◆ Exercise description:
Extract the text of each entry below exactly, leaving every image behind.
--- Begin Record set ---
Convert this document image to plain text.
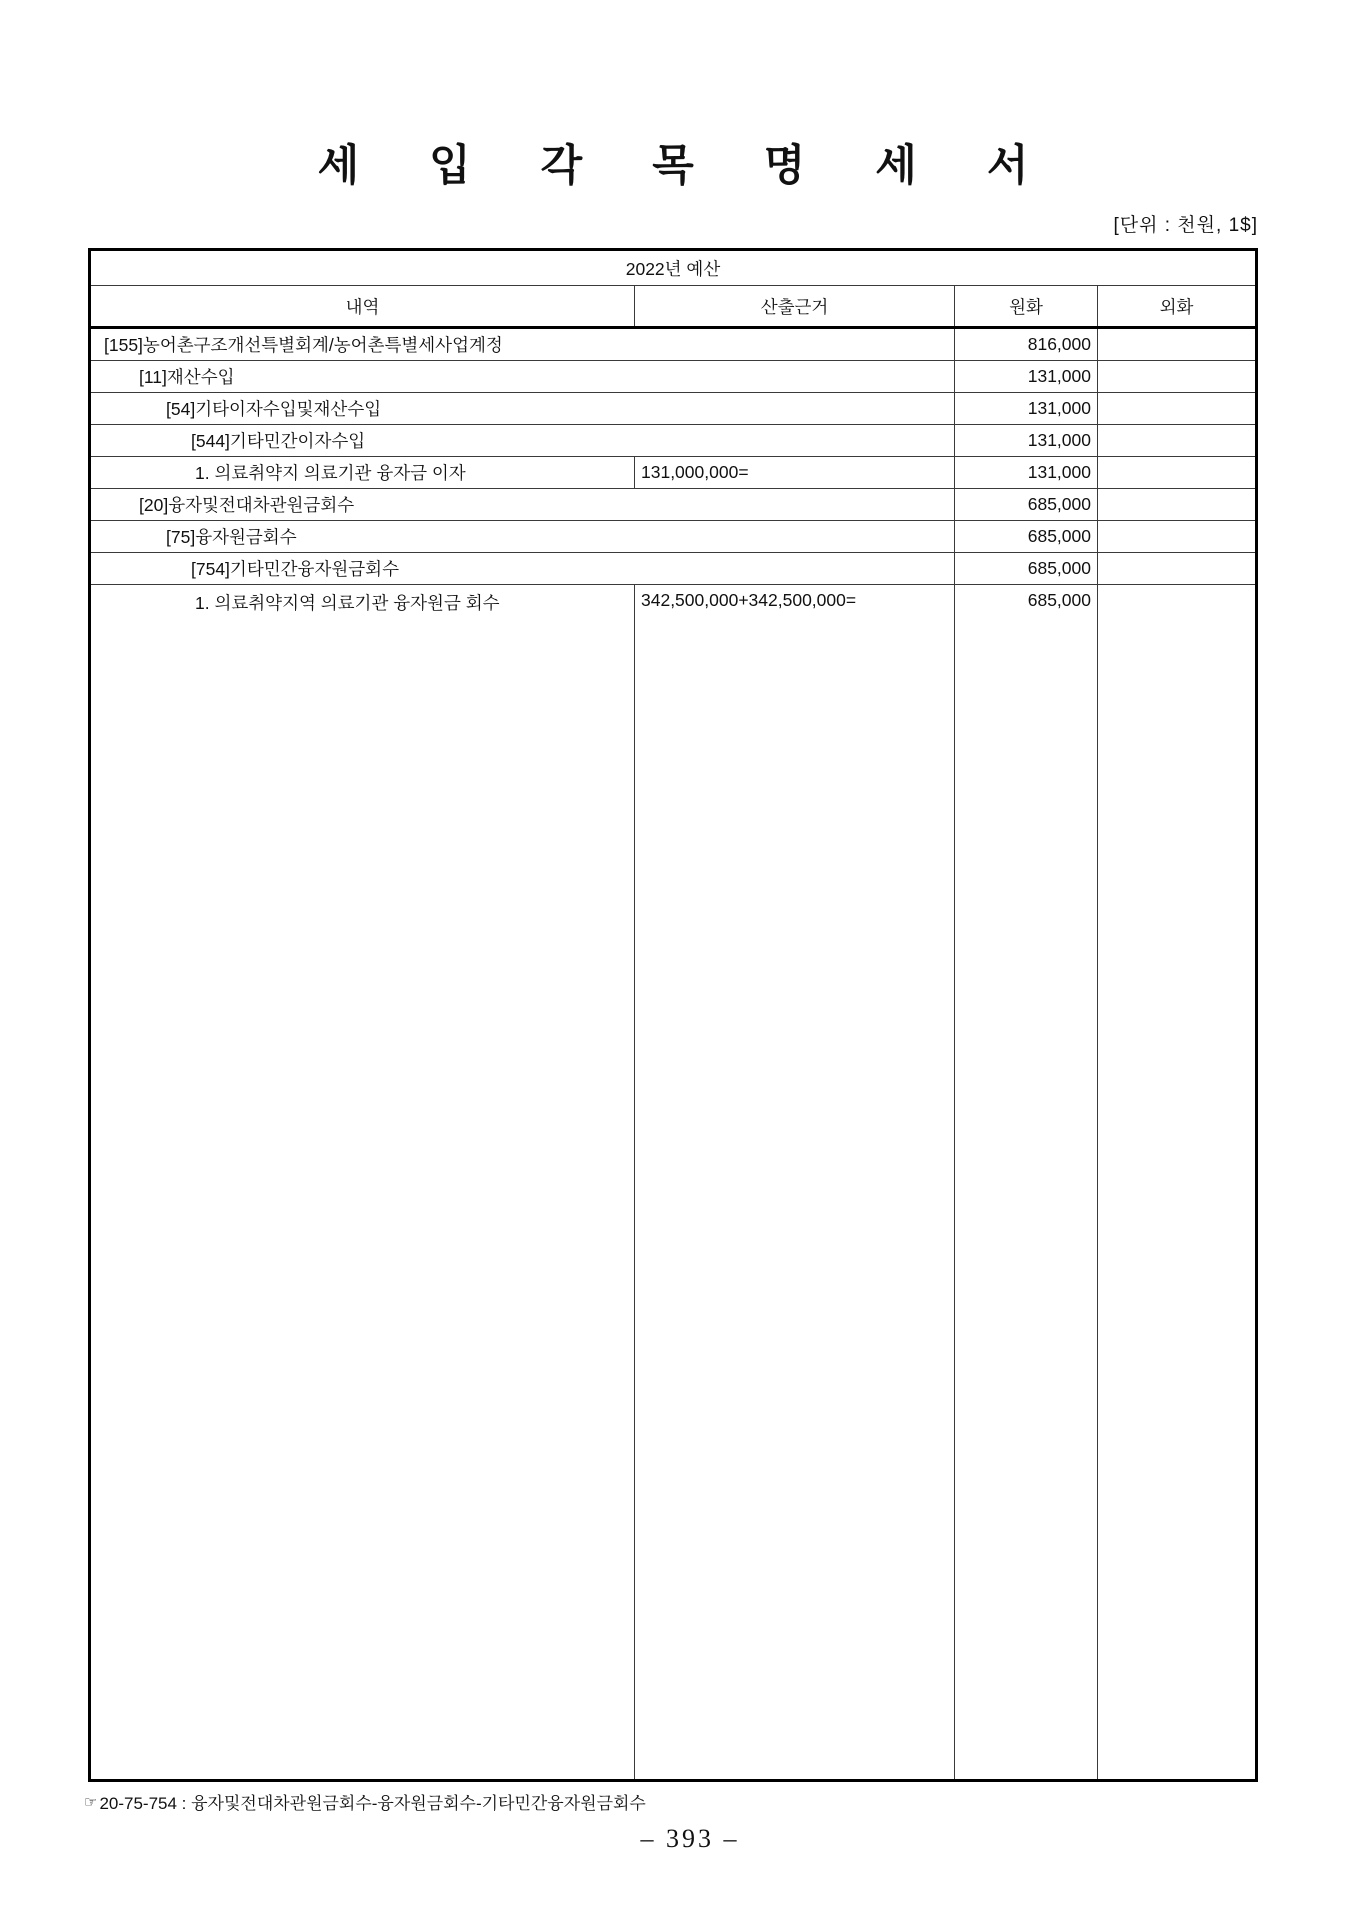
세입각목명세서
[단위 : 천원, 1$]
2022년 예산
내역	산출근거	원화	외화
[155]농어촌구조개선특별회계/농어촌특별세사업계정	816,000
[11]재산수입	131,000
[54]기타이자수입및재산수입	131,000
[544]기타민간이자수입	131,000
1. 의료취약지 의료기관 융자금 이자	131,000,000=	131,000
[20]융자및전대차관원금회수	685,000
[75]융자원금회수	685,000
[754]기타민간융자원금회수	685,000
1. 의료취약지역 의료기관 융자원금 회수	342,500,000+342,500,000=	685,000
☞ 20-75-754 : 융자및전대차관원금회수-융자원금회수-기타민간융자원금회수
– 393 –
--- End Record set ---
◆ Task output:
Convert this document image to plain text.
세입각목명세서
[단위 : 천원, 1$]
2022년 예산
내역	산출근거	원화	외화
[155]농어촌구조개선특별회계/농어촌특별세사업계정	816,000
[11]재산수입	131,000
[54]기타이자수입및재산수입	131,000
[544]기타민간이자수입	131,000
1. 의료취약지 의료기관 융자금 이자	131,000,000=	131,000
[20]융자및전대차관원금회수	685,000
[75]융자원금회수	685,000
[754]기타민간융자원금회수	685,000
1. 의료취약지역 의료기관 융자원금 회수	342,500,000+342,500,000=	685,000
☞ 20-75-754 : 융자및전대차관원금회수-융자원금회수-기타민간융자원금회수
– 393 –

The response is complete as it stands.